Instruction
Below are the records. List every line holding the word "ABCD".

Records supplied
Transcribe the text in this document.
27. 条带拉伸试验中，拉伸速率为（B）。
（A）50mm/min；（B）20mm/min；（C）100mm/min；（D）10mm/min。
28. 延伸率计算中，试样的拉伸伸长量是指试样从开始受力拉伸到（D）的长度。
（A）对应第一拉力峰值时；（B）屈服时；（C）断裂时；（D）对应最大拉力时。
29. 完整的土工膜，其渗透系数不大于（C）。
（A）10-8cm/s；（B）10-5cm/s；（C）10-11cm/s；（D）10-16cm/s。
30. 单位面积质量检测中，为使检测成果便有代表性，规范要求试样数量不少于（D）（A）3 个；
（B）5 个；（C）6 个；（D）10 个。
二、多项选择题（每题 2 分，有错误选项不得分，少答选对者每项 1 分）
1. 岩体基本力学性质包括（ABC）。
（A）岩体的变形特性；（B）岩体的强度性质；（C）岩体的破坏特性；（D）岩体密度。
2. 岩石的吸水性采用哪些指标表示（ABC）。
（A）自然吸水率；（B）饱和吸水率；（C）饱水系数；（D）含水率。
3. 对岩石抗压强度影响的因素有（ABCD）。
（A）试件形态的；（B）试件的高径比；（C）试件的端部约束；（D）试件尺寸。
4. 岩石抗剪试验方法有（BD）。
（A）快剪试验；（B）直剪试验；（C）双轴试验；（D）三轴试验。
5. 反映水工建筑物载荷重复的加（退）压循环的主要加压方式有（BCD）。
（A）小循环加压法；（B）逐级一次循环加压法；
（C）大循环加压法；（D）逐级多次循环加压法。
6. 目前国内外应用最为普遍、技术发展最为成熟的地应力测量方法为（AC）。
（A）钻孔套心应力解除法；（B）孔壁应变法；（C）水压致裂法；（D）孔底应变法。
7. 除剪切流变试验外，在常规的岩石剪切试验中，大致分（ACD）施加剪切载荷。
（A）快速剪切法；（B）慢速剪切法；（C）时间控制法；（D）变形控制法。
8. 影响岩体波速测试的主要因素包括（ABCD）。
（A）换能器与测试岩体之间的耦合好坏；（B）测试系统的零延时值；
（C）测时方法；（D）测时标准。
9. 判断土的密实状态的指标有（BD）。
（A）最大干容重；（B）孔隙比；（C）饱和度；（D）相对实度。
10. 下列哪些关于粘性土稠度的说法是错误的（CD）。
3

Answer to this task
3. 对岩石抗压强度影响的因素有（ABCD）。
8. 影响岩体波速测试的主要因素包括（ABCD）。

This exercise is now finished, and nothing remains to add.